> **Given task A**
Copy the part of the query walkthrough from "Here is my best" to "in plain English." word for word.

## START Page extract

Here is my best attempt at making the query/exercise easier to understand.

  • I put the query challenge aside for a min and consider the request in plain English.
    • The marketing department wants to know more about customers. Specifically, they want to know how many magazines each customer subscribes to AND they their name.
  • In the database there is a table called ‘orders’ and ‘customers’. We need to bring them together to get the info needed for marketing.
    • First a query is run against ‘orders’ to determine how many subscriptions each customer_id has. We get the number of subscriptions per customer id. below is the ‘orders’ query:
SELECT customer_id,

COUNT(subscription_id) AS 'subscriptions'

FROM orders

GROUP BY customer_id;

Though we have the complete number subscriptions to customers, we only have the customer id’s, not names. Marketing wants names.

Using WITH we can store the results of the above query as an alias that can be used with another query to obtain the customer names. To do this we take the above (from orders) and nest it within a WITH clause and assign its result to an alias called ‘previous_query’

WITH previous_query’ AS (SELECT customer_id,

COUNT(subscription_id) AS 'subscriptions'

FROM orders

GROUP BY customer_id)

With above we now have subscriptions per customer id stuffed into an alias called ‘previous_query’.

Next we move onto getting the customer names. To do this we perform a JOIN on ‘customers’ table. To do this we use FROM to source our alias result for customer_id and then JOIN it with ‘customers’ table to get customer names.

## END Page extract
## START Dataset records

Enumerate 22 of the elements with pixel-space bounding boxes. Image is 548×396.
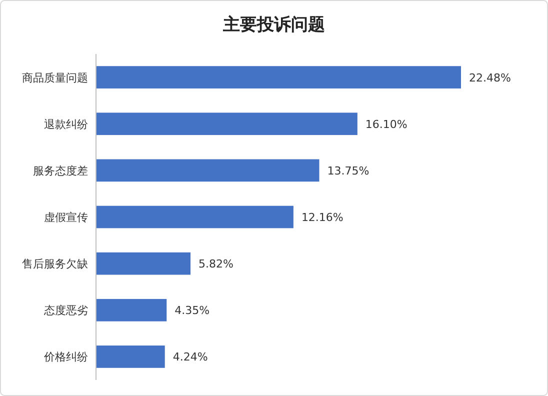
y-tick-label: 价格纠纷 — [43, 350, 88, 364]
bar — [96, 252, 190, 275]
data-label: 13.75% — [327, 164, 370, 178]
y-tick-label: 服务态度差 — [33, 164, 88, 178]
bar — [96, 298, 167, 322]
bar — [96, 346, 165, 368]
data-label: 16.10% — [365, 118, 408, 131]
data-label: 4.24% — [172, 350, 208, 364]
y-tick-label: 态度恶劣 — [43, 304, 88, 318]
bar — [96, 66, 461, 88]
chart-title: 主要投诉问题 — [222, 15, 325, 35]
y-tick-label: 虚假宣传 — [44, 211, 88, 224]
bar — [96, 112, 358, 136]
y-tick-label: 退款纠纷 — [44, 118, 88, 131]
y-tick-label: 售后服务欠缺 — [22, 258, 88, 271]
data-label: 4.35% — [174, 304, 210, 318]
y-tick-label: 商品质量问题 — [22, 71, 88, 84]
bar — [96, 206, 294, 228]
data-label: 5.82% — [198, 258, 234, 271]
data-label: 22.48% — [469, 71, 511, 84]
bar — [96, 159, 320, 182]
data-label: 12.16% — [301, 211, 344, 224]
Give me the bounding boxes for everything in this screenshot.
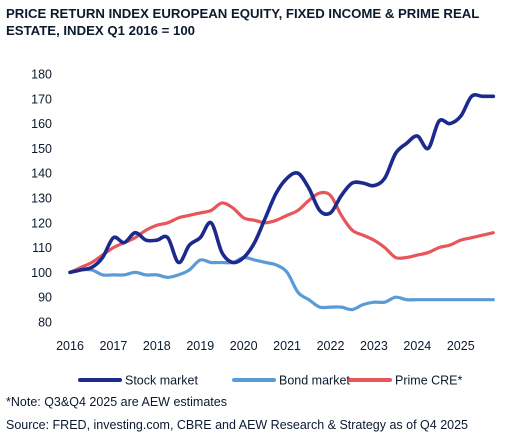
y-tick-label: 160	[31, 117, 52, 131]
legend-label: Prime CRE*	[395, 374, 463, 388]
x-tick-label: 2016	[56, 339, 84, 353]
x-axis-ticks: 2016 2017 2018 2019 2020 2021 2022 2023 2024 2025	[56, 339, 475, 353]
x-tick-label: 2017	[100, 339, 128, 353]
series-lines	[68, 93, 496, 312]
y-tick-label: 140	[31, 167, 52, 181]
y-tick-label: 130	[31, 192, 52, 206]
y-tick-label: 170	[31, 92, 52, 106]
y-tick-label: 80	[38, 316, 52, 330]
x-tick-label: 2024	[403, 339, 431, 353]
y-tick-label: 180	[31, 68, 52, 82]
legend-label: Stock market	[125, 374, 198, 388]
y-tick-label: 110	[32, 241, 52, 255]
chart-title: PRICE RETURN INDEX EUROPEAN EQUITY, FIXE…	[6, 6, 480, 38]
series-line-bond-market	[68, 255, 495, 312]
x-tick-label: 2020	[230, 339, 258, 353]
series-line-stock-market	[68, 93, 496, 275]
x-tick-label: 2023	[360, 339, 388, 353]
legend: Stock market Bond market Prime CRE*	[78, 374, 463, 388]
y-tick-label: 100	[31, 266, 52, 280]
x-tick-label: 2025	[447, 339, 475, 353]
x-tick-label: 2019	[186, 339, 214, 353]
y-tick-label: 90	[38, 291, 52, 305]
y-tick-label: 150	[31, 142, 52, 156]
x-tick-label: 2021	[273, 339, 301, 353]
source-note: Source: FRED, investing.com, CBRE and AE…	[6, 418, 469, 432]
y-axis-ticks: 80 90 100 110 120 130 140 150 160 170 180	[31, 68, 52, 330]
x-tick-label: 2018	[143, 339, 171, 353]
y-tick-label: 120	[31, 216, 52, 230]
legend-label: Bond market	[279, 374, 350, 388]
estimate-note: *Note: Q3&Q4 2025 are AEW estimates	[6, 395, 227, 409]
x-tick-label: 2022	[317, 339, 345, 353]
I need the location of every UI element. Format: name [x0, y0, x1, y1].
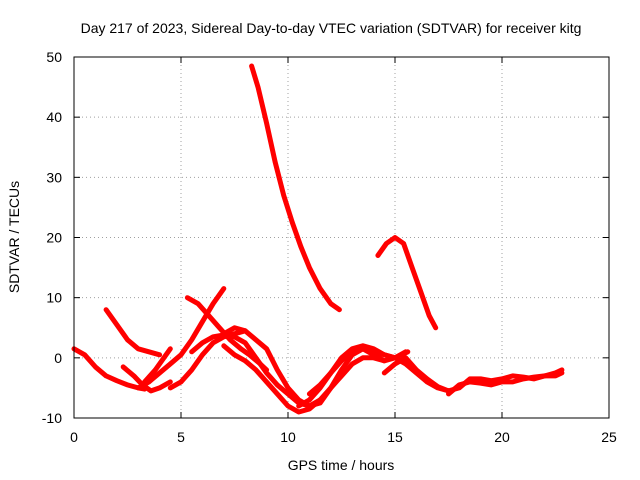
plot-frame: [73, 56, 610, 419]
y-axis-label: SDTVAR / TECUs: [6, 181, 22, 293]
x-tick-label: 0: [70, 429, 78, 445]
chart-title: Day 217 of 2023, Sidereal Day-to-day VTE…: [81, 20, 582, 36]
series-line-arc-2: [103, 307, 163, 358]
x-tick-label: 10: [280, 429, 296, 445]
x-tick-label: 20: [494, 429, 510, 445]
y-tick-label: 20: [46, 230, 62, 246]
series-line-arc-14: [375, 235, 439, 331]
x-tick-label: 15: [387, 429, 403, 445]
series-line-arc-16: [446, 367, 565, 397]
series-line-arc-13: [306, 343, 411, 397]
series-line-arc-8: [189, 332, 323, 409]
series-line-arc-9: [221, 325, 387, 409]
series-line-arc-3: [120, 364, 173, 394]
series-line-arc-10: [221, 343, 409, 415]
y-tick-label: 30: [46, 169, 62, 185]
y-tick-label: -10: [42, 410, 62, 426]
series-line-arc-11: [249, 63, 342, 313]
y-tick-label: 0: [54, 350, 62, 366]
y-tick-label: 40: [46, 109, 62, 125]
series-line-arc-5: [142, 346, 173, 385]
y-tick-label: 10: [46, 290, 62, 306]
series-line-arc-1: [71, 346, 148, 392]
series-line-arc-15: [381, 355, 565, 394]
x-tick-label: 5: [177, 429, 185, 445]
x-axis-label: GPS time / hours: [288, 457, 395, 473]
series-line-arc-4: [135, 286, 227, 391]
ticks: 0 5 10 15 20 25 -10 0 10 20 30 40 50: [42, 49, 617, 445]
y-tick-label: 50: [46, 49, 62, 65]
series-group: [71, 63, 565, 415]
x-tick-label: 25: [601, 429, 617, 445]
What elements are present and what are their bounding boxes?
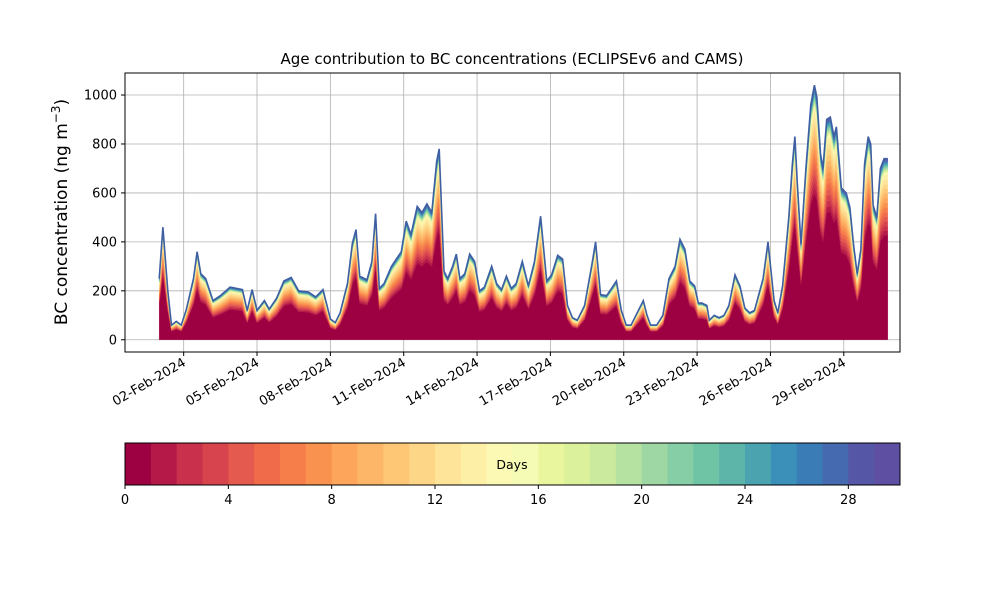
x-tick-label: 05-Feb-2024	[183, 355, 262, 409]
colorbar-segment	[176, 443, 203, 485]
y-tick-label: 200	[92, 284, 117, 299]
x-tick-label: 17-Feb-2024	[477, 355, 556, 409]
colorbar-tick-label: 4	[224, 493, 232, 508]
y-tick-label: 1000	[84, 89, 117, 104]
y-tick-label: 400	[92, 235, 117, 250]
colorbar-tick-label: 24	[737, 493, 754, 508]
colorbar-segment	[254, 443, 281, 485]
y-tick-label: 600	[92, 186, 117, 201]
age-stack-areas	[159, 85, 888, 340]
colorbar-segment	[822, 443, 849, 485]
y-axis-label-main: BC concentration (ng m	[52, 123, 72, 325]
y-axis-label-superscript: −3	[49, 105, 63, 123]
colorbar-segment	[770, 443, 798, 485]
x-tick-label: 11-Feb-2024	[330, 355, 409, 409]
colorbar-segment	[202, 443, 229, 485]
x-tick-label: 02-Feb-2024	[110, 355, 189, 409]
x-tick-label: 14-Feb-2024	[404, 355, 483, 409]
y-tick-label: 800	[92, 137, 117, 152]
colorbar: Days 0 4 8 12 16 20 24 28	[121, 442, 901, 508]
colorbar-segment	[331, 443, 358, 485]
colorbar-segment	[590, 443, 617, 485]
colorbar-segment	[667, 443, 694, 485]
y-axis-label-close: )	[52, 99, 72, 106]
colorbar-tick-label: 28	[840, 493, 857, 508]
colorbar-segment	[228, 443, 255, 485]
x-tick-label: 29-Feb-2024	[770, 355, 849, 409]
plot-frame	[124, 72, 901, 353]
colorbar-segment	[280, 443, 307, 485]
total-concentration-line	[158, 85, 888, 327]
colorbar-segment	[383, 443, 410, 485]
colorbar-segment	[641, 443, 668, 485]
colorbar-segment	[409, 443, 436, 485]
colorbar-tick-label: 0	[121, 493, 129, 508]
colorbar-label: Days	[496, 457, 527, 472]
y-tick-label: 0	[109, 333, 117, 348]
colorbar-frame	[124, 442, 901, 486]
colorbar-segment	[538, 443, 565, 485]
y-axis-label: BC concentration (ng m−3)	[49, 99, 72, 325]
y-axis-ticks: 0 200 400 600 800 1000	[84, 89, 125, 348]
colorbar-segment	[719, 443, 746, 485]
x-tick-label: 26-Feb-2024	[697, 355, 776, 409]
colorbar-segment	[615, 443, 643, 485]
colorbar-segments	[125, 443, 901, 485]
colorbar-tick-label: 8	[328, 493, 336, 508]
colorbar-tick-label: 16	[530, 493, 547, 508]
x-tick-label: 08-Feb-2024	[257, 355, 336, 409]
colorbar-segment	[874, 443, 901, 485]
chart-title: Age contribution to BC concentrations (E…	[281, 50, 744, 68]
colorbar-segment	[486, 443, 513, 485]
colorbar-segment	[357, 443, 384, 485]
x-tick-label: 20-Feb-2024	[550, 355, 629, 409]
colorbar-segment	[512, 443, 539, 485]
colorbar-segment	[848, 443, 875, 485]
colorbar-segment	[460, 443, 488, 485]
colorbar-tick-label: 12	[427, 493, 444, 508]
colorbar-segment	[745, 443, 772, 485]
colorbar-segment	[796, 443, 823, 485]
plot-area: 0 200 400 600 800 1000 02-Feb-202405-Feb-2024…	[84, 72, 901, 409]
colorbar-ticks: 0 4 8 12 16 20 24 28	[121, 485, 857, 508]
colorbar-segment	[125, 443, 152, 485]
colorbar-segment	[150, 443, 178, 485]
x-tick-label: 23-Feb-2024	[624, 355, 703, 409]
colorbar-tick-label: 20	[633, 493, 650, 508]
x-axis-ticks: 02-Feb-202405-Feb-202408-Feb-202411-Feb-…	[110, 352, 849, 409]
colorbar-segment	[564, 443, 591, 485]
colorbar-segment	[435, 443, 462, 485]
colorbar-segment	[305, 443, 333, 485]
colorbar-segment	[693, 443, 720, 485]
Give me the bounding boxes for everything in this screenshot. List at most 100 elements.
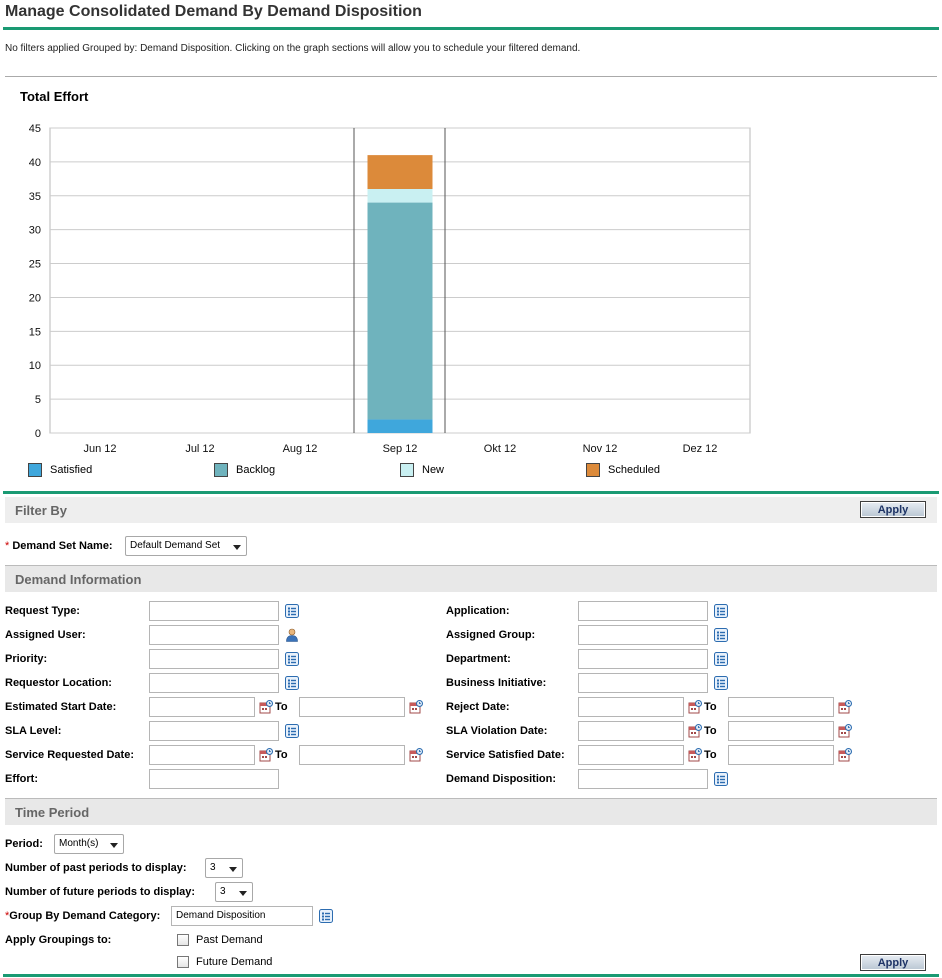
demand-set-label: * Demand Set Name: (5, 540, 113, 552)
list-picker-icon[interactable] (285, 724, 299, 738)
sla-violation-to-field[interactable] (728, 721, 834, 741)
y-tick-label: 30 (29, 225, 41, 237)
demand-information-title: Demand Information (15, 571, 142, 587)
x-tick-label: Jul 12 (185, 443, 214, 455)
reject-date-from-field[interactable] (578, 697, 684, 717)
service-requested-to-field[interactable] (299, 745, 405, 765)
calendar-icon[interactable] (409, 748, 423, 762)
list-picker-icon[interactable] (285, 652, 299, 666)
future-demand-checkbox[interactable] (177, 956, 189, 968)
department-label: Department: (446, 653, 511, 665)
demand-information-header: Demand Information (5, 565, 937, 592)
x-tick-label: Jun 12 (83, 443, 116, 455)
sla-violation-from-field[interactable] (578, 721, 684, 741)
apply-button-top[interactable]: Apply (860, 501, 926, 518)
list-picker-icon[interactable] (714, 652, 728, 666)
chevron-down-icon (229, 867, 237, 872)
calendar-icon[interactable] (838, 748, 852, 762)
estimated-start-to-field[interactable] (299, 697, 405, 717)
total-effort-chart[interactable]: 0 5 10 15 20 25 30 35 40 45 Jun 12 Jul 12 Aug 12 Sep… (0, 110, 760, 460)
chart-title: Total Effort (20, 89, 89, 104)
effort-field[interactable] (149, 769, 279, 789)
requestor-location-field[interactable] (149, 673, 279, 693)
sla-level-field[interactable] (149, 721, 279, 741)
legend-swatch (400, 463, 414, 477)
business-initiative-label: Business Initiative: (446, 677, 547, 689)
x-tick-label: Okt 12 (484, 443, 516, 455)
x-tick-label: Aug 12 (283, 443, 318, 455)
chevron-down-icon (110, 843, 118, 848)
priority-field[interactable] (149, 649, 279, 669)
calendar-icon[interactable] (688, 724, 702, 738)
legend-label: Scheduled (608, 464, 660, 476)
bar-satisfied-sep-12 (367, 419, 433, 433)
list-picker-icon[interactable] (714, 604, 728, 618)
request-type-field[interactable] (149, 601, 279, 621)
assigned-group-field[interactable] (578, 625, 708, 645)
calendar-icon[interactable] (259, 748, 273, 762)
calendar-icon[interactable] (838, 724, 852, 738)
future-demand-label: Future Demand (196, 956, 273, 968)
assigned-user-field[interactable] (149, 625, 279, 645)
chart-bars[interactable] (367, 155, 433, 433)
calendar-icon[interactable] (409, 700, 423, 714)
to-label: To (704, 749, 717, 761)
service-satisfied-date-label: Service Satisfied Date: (446, 749, 565, 761)
bar-backlog-sep-12 (367, 202, 433, 420)
priority-label: Priority: (5, 653, 48, 665)
calendar-icon[interactable] (688, 748, 702, 762)
list-picker-icon[interactable] (714, 628, 728, 642)
list-picker-icon[interactable] (285, 604, 299, 618)
y-tick-label: 20 (29, 292, 41, 304)
demand-set-select[interactable]: Default Demand Set (125, 536, 247, 556)
y-tick-label: 35 (29, 191, 41, 203)
apply-button-bottom[interactable]: Apply (860, 954, 926, 971)
service-requested-from-field[interactable] (149, 745, 255, 765)
service-requested-date-label: Service Requested Date: (5, 749, 134, 761)
y-axis-ticks: 0 5 10 15 20 25 30 35 40 45 (29, 123, 41, 440)
list-picker-icon[interactable] (714, 676, 728, 690)
user-picker-icon[interactable] (285, 628, 299, 642)
past-demand-checkbox[interactable] (177, 934, 189, 946)
current-period-markers (353, 128, 446, 433)
y-tick-label: 15 (29, 326, 41, 338)
past-periods-select[interactable]: 3 (205, 858, 243, 878)
group-by-field[interactable]: Demand Disposition (171, 906, 313, 926)
list-picker-icon[interactable] (714, 772, 728, 786)
filter-by-title: Filter By (15, 502, 68, 518)
estimated-start-from-field[interactable] (149, 697, 255, 717)
list-picker-icon[interactable] (319, 909, 333, 923)
reject-date-label: Reject Date: (446, 701, 510, 713)
service-satisfied-from-field[interactable] (578, 745, 684, 765)
department-field[interactable] (578, 649, 708, 669)
calendar-icon[interactable] (688, 700, 702, 714)
calendar-icon[interactable] (259, 700, 273, 714)
calendar-icon[interactable] (838, 700, 852, 714)
time-period-title: Time Period (15, 804, 90, 820)
legend-item-new: New (400, 462, 444, 478)
service-satisfied-to-field[interactable] (728, 745, 834, 765)
reject-date-to-field[interactable] (728, 697, 834, 717)
demand-disposition-field[interactable] (578, 769, 708, 789)
future-periods-select[interactable]: 3 (215, 882, 253, 902)
filter-info-text: No filters applied Grouped by: Demand Di… (5, 43, 581, 54)
y-tick-label: 0 (35, 428, 41, 440)
y-tick-label: 10 (29, 360, 41, 372)
list-picker-icon[interactable] (285, 676, 299, 690)
sla-level-label: SLA Level: (5, 725, 62, 737)
time-period-header: Time Period (5, 798, 937, 825)
y-tick-label: 40 (29, 157, 41, 169)
application-field[interactable] (578, 601, 708, 621)
legend-swatch (586, 463, 600, 477)
to-label: To (275, 701, 288, 713)
chevron-down-icon (233, 545, 241, 550)
business-initiative-field[interactable] (578, 673, 708, 693)
legend-item-backlog: Backlog (214, 462, 275, 478)
to-label: To (275, 749, 288, 761)
period-select[interactable]: Month(s) (54, 834, 124, 854)
y-tick-label: 45 (29, 123, 41, 135)
x-tick-label: Sep 12 (383, 443, 418, 455)
chart-top-divider (5, 76, 937, 77)
to-label: To (704, 701, 717, 713)
legend-swatch (214, 463, 228, 477)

## END Dataset records

> **Given task B**
Render the lines of the records from the line with "355, 262, 409]" to the line with "105, 63, 123]" as a Markdown table with the columns Number and Record line, numbering the rows and leaving out blank lines.

> **Exercise answer A**
Here is my best attempt at making the query/exercise easier to understand.

  • I put the query challenge aside for a min and consider the request in plain English.

> **Exercise answer B**
| Number | Record line |
|---|---|
| 1 | x-tick-label: 05-Feb-2024	[183, 355, 262, 409] |
| 2 | colorbar-segment	[176, 443, 203, 485] |
| 3 | y-tick-label: 200	[92, 284, 117, 299] |
| 4 | x-tick-label: 17-Feb-2024	[477, 355, 556, 409] |
| 5 | colorbar-tick-label: 4	[224, 493, 232, 508] |
| 6 | y-tick-label: 1000	[84, 89, 117, 104] |
| 7 | y-tick-label: 400	[92, 235, 117, 250] |
| 8 | colorbar-tick-label: 24	[737, 493, 754, 508] |
| 9 | colorbar-segment	[254, 443, 281, 485] |
| 10 | y-tick-label: 600	[92, 186, 117, 201] |
| 11 | age-stack-areas	[159, 85, 888, 340] |
| 12 | colorbar-segment	[822, 443, 849, 485] |
| 13 | y-axis-label-main: BC concentration (ng m	[52, 123, 72, 325] |
| 14 | y-axis-label-superscript: −3	[49, 105, 63, 123] |